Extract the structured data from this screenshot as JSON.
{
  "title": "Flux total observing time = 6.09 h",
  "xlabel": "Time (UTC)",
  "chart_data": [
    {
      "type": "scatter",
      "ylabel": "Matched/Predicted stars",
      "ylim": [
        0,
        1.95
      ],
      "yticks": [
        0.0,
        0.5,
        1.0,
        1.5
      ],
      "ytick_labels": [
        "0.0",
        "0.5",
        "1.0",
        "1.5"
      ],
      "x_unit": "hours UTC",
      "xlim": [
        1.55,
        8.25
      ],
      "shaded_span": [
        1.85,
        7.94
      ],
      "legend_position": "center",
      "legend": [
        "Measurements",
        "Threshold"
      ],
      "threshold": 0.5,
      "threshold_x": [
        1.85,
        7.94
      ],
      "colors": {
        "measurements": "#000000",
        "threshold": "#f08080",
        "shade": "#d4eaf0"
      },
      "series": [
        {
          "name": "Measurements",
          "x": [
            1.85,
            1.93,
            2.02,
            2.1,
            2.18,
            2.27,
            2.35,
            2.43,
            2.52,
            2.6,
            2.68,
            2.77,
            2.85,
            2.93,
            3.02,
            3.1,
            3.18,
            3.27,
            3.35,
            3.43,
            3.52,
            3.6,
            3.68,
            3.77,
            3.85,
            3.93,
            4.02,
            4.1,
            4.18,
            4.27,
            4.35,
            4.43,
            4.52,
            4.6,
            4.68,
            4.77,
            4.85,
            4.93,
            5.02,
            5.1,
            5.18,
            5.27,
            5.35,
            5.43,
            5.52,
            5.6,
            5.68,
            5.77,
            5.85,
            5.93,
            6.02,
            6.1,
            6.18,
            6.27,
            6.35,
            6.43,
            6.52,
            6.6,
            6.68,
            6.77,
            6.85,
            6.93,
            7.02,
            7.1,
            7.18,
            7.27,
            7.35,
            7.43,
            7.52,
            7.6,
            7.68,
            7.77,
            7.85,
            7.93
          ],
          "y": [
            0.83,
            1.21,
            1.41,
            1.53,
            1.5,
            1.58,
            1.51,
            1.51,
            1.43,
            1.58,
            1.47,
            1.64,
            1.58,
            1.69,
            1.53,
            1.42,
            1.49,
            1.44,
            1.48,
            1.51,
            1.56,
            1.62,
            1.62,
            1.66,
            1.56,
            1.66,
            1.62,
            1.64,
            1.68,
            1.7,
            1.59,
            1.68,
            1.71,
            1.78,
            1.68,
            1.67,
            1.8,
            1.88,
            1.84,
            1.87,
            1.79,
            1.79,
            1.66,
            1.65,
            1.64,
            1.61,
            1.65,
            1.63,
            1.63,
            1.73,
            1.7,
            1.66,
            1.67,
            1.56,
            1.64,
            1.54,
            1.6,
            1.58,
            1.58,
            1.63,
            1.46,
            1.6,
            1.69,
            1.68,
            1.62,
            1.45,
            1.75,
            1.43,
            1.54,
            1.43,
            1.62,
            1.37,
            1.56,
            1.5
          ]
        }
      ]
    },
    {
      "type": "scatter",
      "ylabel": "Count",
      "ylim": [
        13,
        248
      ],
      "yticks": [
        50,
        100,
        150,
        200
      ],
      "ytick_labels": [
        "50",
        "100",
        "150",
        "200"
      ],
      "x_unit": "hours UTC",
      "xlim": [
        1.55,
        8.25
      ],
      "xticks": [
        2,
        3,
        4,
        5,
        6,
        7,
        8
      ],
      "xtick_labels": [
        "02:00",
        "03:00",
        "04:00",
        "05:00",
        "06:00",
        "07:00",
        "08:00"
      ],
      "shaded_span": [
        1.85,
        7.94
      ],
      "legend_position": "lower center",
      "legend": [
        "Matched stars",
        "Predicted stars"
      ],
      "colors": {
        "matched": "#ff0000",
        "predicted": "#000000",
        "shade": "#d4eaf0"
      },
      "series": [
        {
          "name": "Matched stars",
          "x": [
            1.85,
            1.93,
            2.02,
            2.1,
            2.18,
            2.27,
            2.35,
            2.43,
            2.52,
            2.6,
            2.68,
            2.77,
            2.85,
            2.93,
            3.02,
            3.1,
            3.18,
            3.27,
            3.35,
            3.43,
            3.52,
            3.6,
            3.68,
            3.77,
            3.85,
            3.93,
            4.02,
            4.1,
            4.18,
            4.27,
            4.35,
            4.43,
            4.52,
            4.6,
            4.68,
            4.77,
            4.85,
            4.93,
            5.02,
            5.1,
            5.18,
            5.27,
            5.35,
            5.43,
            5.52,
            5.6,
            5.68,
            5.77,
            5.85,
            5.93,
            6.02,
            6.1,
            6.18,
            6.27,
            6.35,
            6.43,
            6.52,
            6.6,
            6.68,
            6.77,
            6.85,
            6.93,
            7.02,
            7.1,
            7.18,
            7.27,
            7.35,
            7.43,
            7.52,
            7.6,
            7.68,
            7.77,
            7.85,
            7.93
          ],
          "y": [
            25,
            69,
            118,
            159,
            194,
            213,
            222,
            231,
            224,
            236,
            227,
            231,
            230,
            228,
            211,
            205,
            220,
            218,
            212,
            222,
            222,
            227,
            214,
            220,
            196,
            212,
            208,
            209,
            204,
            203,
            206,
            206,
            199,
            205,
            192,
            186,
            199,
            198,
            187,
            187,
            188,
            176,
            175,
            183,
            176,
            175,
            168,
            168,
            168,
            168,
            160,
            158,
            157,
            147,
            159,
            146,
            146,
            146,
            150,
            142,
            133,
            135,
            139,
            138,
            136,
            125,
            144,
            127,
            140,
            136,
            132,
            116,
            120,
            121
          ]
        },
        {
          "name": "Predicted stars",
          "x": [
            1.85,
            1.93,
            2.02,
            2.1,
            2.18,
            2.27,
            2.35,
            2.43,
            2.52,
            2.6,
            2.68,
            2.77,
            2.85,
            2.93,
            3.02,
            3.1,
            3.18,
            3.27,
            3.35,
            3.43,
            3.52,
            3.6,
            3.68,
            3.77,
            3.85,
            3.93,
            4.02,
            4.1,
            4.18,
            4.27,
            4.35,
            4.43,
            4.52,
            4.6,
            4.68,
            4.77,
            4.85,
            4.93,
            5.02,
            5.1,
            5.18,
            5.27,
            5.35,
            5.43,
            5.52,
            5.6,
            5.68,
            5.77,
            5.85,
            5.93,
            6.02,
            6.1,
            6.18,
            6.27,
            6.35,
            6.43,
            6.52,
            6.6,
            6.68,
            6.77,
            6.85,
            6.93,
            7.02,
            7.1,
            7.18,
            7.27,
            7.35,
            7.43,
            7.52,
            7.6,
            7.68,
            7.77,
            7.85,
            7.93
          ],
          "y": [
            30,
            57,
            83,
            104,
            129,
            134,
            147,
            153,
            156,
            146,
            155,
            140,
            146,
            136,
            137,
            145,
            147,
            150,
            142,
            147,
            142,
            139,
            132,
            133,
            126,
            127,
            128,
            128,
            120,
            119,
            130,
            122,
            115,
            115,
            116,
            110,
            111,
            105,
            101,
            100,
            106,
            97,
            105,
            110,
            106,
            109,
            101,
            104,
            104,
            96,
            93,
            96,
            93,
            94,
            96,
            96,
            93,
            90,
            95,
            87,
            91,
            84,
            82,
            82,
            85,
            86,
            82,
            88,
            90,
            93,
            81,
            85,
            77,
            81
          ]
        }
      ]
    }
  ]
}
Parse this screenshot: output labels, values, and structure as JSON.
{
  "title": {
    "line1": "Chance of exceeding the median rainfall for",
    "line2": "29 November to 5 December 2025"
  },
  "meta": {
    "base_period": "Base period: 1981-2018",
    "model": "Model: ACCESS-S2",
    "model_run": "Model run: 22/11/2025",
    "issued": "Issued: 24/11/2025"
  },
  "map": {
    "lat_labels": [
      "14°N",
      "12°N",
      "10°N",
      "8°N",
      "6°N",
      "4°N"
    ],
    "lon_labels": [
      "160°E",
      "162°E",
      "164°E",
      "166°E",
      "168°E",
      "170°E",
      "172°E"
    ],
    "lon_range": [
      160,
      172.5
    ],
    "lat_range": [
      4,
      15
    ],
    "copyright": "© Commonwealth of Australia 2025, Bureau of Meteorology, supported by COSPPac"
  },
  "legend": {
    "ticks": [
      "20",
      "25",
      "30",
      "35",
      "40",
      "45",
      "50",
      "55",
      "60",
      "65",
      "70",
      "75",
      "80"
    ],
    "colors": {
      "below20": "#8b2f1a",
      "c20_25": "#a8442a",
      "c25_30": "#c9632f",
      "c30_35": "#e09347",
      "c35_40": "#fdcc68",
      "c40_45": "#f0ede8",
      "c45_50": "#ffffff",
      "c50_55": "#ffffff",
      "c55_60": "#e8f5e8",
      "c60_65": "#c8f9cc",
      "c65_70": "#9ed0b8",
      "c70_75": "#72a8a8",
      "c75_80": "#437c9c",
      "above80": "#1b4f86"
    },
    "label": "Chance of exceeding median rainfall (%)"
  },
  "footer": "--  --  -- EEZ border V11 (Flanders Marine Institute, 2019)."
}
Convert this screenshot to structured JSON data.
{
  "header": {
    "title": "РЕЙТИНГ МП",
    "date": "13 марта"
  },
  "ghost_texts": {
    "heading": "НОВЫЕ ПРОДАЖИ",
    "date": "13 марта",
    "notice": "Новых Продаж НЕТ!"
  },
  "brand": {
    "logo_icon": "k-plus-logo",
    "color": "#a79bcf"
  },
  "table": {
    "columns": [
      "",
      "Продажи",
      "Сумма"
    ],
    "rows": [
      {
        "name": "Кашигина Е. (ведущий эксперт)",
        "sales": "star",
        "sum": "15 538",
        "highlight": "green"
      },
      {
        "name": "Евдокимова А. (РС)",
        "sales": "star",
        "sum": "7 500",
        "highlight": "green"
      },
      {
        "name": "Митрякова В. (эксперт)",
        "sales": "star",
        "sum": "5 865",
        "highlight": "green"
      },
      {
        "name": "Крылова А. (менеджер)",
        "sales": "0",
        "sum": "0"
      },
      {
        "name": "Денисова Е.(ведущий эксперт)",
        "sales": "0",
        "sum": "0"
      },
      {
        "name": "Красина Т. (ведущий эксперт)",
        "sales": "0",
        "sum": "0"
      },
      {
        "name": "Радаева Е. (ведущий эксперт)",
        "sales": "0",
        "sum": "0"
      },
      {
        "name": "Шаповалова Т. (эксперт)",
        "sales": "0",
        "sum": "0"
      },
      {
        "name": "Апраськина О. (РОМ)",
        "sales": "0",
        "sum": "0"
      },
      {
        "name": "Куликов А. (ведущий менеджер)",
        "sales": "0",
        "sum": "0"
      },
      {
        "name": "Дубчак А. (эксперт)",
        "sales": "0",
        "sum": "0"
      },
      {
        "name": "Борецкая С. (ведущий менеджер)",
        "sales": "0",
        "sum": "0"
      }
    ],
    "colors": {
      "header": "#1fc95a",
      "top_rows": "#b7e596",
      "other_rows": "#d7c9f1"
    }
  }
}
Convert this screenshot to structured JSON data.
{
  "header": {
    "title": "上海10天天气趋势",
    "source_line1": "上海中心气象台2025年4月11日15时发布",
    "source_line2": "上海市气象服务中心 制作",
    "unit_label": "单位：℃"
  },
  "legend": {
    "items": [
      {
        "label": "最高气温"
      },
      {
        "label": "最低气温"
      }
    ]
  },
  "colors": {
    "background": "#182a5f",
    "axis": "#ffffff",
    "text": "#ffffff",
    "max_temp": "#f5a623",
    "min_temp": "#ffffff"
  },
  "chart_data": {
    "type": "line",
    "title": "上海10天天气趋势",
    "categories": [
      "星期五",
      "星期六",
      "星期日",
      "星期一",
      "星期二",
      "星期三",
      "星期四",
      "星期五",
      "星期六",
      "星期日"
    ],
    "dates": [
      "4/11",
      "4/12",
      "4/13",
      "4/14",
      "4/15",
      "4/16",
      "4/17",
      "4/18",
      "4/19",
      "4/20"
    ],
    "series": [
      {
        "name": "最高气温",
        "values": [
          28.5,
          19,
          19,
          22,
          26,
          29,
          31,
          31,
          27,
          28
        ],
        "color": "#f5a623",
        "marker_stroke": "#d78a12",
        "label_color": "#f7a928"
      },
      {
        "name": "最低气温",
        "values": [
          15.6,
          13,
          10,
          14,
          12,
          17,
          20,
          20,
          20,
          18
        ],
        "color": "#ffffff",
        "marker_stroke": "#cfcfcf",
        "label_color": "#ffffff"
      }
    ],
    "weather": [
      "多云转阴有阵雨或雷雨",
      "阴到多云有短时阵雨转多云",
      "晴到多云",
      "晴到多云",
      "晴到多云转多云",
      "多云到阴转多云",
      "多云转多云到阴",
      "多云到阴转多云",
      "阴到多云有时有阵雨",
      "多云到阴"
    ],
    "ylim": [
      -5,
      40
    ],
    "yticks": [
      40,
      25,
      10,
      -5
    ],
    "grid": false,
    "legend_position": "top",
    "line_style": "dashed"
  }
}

Do this: Across the material above, count every line holding "Model" and write down only the number.

Complete answer: 2